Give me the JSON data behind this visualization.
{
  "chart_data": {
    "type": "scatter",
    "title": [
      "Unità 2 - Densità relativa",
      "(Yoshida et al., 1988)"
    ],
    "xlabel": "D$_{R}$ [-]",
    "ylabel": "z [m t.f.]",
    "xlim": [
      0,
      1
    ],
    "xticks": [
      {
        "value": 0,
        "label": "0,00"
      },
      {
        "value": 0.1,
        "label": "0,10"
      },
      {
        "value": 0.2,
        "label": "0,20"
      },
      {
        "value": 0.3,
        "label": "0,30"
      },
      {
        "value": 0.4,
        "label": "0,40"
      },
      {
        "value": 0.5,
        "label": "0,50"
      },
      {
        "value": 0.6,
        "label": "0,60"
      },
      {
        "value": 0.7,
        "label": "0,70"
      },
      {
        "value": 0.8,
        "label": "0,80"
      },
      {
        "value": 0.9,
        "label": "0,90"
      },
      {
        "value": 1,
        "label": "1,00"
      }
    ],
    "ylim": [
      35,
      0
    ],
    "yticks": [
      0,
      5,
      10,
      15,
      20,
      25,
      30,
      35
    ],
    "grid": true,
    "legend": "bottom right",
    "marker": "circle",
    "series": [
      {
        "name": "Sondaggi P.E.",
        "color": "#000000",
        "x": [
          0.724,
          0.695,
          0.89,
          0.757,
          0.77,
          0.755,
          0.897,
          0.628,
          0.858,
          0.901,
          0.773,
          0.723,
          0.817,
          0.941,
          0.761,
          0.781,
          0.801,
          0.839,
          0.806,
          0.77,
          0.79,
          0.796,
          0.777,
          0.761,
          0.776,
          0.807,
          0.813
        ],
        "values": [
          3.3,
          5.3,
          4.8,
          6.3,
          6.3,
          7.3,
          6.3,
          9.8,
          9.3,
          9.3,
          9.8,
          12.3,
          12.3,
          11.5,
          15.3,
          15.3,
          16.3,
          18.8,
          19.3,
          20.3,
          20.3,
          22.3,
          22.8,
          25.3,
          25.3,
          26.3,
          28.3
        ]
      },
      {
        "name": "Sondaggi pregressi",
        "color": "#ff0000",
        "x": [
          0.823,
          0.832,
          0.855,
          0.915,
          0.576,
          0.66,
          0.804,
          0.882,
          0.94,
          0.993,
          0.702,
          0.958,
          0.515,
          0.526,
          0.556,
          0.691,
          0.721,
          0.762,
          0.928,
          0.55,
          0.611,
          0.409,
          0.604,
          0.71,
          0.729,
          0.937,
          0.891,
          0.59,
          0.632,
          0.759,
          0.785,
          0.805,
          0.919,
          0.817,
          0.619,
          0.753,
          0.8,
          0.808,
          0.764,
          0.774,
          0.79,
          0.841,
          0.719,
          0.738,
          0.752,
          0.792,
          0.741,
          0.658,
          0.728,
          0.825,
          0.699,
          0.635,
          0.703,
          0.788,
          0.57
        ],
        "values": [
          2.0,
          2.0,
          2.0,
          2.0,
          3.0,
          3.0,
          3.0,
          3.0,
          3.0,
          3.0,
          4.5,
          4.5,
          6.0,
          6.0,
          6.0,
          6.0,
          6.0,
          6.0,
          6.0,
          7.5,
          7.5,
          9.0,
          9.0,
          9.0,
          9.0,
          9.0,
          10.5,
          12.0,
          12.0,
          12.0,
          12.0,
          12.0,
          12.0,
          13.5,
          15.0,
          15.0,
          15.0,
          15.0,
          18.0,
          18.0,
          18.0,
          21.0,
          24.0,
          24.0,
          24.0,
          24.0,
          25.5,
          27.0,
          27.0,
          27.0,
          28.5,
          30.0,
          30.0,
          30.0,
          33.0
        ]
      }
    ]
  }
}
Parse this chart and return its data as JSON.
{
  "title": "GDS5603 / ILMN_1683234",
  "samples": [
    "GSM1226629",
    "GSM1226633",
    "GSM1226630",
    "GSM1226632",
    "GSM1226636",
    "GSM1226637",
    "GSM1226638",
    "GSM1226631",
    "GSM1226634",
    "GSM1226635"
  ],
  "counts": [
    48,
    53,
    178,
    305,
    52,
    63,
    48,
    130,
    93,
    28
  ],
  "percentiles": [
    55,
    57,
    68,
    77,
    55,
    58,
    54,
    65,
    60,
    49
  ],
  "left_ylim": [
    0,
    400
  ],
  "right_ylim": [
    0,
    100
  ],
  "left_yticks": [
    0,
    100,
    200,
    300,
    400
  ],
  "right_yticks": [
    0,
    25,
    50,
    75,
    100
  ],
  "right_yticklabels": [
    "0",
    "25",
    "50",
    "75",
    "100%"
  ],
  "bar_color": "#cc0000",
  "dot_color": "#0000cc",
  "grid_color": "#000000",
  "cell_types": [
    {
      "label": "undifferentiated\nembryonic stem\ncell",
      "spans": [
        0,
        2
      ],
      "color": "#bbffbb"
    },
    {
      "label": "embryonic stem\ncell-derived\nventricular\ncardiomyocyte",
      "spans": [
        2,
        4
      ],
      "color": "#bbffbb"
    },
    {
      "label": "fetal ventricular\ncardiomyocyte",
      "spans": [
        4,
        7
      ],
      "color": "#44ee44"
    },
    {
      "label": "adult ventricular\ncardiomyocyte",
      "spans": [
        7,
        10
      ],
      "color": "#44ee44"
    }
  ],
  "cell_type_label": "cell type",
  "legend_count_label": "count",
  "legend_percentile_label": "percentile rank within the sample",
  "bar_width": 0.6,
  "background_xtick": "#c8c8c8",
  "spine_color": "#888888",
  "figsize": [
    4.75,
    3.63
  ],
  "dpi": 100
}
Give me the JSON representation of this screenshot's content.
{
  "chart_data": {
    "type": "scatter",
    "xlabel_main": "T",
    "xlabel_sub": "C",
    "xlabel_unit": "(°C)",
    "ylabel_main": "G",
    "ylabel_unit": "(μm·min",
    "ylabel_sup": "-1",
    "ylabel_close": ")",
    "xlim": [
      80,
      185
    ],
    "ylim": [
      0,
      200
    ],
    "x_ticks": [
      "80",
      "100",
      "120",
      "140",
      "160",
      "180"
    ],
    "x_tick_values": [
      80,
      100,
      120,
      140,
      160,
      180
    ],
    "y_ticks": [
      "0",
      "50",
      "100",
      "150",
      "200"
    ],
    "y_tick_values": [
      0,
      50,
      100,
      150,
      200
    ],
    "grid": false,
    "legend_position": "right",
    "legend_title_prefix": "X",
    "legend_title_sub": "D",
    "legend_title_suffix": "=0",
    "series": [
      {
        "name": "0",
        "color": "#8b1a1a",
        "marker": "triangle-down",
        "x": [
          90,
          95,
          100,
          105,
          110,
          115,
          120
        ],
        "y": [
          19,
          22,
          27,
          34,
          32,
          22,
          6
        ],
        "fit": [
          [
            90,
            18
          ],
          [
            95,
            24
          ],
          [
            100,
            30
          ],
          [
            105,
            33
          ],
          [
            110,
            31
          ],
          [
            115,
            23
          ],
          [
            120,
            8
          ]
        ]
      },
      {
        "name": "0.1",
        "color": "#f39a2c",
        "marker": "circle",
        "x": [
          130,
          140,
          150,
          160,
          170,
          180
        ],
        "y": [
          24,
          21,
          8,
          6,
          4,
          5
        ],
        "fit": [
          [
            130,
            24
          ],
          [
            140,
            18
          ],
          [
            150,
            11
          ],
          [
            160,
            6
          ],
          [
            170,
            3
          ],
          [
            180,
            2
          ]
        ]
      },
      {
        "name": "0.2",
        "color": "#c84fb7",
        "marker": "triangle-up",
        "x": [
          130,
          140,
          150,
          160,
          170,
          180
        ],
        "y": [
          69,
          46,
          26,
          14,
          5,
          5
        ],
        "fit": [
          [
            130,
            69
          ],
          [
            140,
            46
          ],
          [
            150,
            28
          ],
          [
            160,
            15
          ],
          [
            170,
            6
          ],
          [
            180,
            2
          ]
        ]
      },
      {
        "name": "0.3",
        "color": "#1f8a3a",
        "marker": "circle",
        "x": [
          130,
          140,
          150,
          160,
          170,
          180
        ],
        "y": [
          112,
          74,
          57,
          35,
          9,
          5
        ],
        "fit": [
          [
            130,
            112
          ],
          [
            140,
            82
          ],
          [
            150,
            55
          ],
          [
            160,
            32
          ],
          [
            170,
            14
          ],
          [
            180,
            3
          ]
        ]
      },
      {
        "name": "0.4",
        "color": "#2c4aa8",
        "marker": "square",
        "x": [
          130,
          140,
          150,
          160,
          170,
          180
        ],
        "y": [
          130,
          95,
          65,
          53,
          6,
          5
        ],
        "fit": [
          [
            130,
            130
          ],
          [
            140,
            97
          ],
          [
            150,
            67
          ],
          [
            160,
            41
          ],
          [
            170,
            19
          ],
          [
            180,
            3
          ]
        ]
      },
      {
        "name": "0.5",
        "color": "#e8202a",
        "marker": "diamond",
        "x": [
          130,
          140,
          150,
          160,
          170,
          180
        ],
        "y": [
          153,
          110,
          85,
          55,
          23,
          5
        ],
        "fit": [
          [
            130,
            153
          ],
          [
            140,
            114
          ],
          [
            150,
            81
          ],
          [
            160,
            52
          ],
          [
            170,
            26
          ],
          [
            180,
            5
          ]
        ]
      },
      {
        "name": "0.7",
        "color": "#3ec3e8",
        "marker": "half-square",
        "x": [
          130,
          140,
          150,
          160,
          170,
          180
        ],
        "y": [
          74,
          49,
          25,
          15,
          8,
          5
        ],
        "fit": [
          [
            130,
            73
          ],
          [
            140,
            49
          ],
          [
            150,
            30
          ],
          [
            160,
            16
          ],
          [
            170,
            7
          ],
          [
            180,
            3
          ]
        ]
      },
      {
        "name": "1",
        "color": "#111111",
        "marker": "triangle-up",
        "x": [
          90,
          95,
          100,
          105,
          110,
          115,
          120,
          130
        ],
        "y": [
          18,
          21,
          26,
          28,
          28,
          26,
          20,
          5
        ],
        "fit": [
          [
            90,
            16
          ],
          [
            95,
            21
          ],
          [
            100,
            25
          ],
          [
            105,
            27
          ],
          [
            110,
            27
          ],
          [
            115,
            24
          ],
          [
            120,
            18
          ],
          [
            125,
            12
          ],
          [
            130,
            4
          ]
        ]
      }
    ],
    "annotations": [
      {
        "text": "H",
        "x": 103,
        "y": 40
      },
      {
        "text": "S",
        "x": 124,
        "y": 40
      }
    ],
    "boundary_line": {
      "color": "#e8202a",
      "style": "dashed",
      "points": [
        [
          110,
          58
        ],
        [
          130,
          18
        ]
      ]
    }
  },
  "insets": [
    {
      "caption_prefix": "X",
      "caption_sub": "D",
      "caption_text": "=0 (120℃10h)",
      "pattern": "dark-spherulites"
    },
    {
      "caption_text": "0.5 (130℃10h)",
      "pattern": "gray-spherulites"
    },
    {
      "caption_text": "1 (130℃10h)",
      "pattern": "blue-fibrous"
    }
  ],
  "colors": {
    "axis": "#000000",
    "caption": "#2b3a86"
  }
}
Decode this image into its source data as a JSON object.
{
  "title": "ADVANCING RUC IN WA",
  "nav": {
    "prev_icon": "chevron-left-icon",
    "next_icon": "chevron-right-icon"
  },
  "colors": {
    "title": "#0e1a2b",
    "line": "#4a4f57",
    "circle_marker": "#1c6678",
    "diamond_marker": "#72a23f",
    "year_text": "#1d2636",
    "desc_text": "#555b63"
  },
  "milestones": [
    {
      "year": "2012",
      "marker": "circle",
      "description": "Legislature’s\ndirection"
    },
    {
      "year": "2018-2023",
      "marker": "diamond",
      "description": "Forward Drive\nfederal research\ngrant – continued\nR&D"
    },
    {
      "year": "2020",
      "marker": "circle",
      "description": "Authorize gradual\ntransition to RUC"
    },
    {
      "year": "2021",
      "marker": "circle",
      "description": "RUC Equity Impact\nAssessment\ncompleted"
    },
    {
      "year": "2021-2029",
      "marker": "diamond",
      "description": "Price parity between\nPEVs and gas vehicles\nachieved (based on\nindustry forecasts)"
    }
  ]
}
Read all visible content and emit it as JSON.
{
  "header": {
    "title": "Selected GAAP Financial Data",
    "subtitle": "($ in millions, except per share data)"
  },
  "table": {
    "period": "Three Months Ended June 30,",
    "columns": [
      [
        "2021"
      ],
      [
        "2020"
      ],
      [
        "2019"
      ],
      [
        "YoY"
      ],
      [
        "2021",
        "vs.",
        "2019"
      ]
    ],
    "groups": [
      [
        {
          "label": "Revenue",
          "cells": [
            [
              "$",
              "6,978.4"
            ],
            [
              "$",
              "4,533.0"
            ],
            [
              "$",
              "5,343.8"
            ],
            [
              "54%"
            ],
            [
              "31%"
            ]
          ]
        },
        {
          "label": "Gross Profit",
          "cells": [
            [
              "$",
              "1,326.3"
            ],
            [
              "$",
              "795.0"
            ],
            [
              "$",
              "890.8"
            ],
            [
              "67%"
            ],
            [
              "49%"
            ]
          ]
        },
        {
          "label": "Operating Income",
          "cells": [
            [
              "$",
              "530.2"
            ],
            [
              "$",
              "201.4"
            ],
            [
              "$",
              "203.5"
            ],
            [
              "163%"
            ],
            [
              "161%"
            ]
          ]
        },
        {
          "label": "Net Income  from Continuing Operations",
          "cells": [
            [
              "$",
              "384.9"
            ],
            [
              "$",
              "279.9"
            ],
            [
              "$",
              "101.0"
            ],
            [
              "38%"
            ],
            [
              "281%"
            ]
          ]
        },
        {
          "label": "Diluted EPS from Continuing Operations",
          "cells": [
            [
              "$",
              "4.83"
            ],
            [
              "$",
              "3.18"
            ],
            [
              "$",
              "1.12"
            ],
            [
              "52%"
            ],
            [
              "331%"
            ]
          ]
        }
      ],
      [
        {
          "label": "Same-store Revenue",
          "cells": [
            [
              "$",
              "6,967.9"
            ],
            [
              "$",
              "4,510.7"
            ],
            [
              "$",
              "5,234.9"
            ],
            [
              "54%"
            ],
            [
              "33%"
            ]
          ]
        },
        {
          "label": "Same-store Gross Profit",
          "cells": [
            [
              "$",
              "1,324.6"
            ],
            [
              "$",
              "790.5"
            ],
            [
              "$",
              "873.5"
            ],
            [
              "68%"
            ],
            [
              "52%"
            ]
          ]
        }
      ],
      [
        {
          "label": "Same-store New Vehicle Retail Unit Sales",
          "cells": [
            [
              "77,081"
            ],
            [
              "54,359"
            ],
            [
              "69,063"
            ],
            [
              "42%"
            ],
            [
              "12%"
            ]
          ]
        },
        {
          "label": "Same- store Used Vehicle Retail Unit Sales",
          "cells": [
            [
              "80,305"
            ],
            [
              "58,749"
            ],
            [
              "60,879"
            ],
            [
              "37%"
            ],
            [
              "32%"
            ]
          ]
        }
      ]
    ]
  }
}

+++

• **Problem**: Copy, from the material, each line that holds the string "ncell".

• **Output below**:
      "label": "undifferentiated\nembryonic stem\ncell",
      "label": "embryonic stem\ncell-derived\nventricular\ncardiomyocyte",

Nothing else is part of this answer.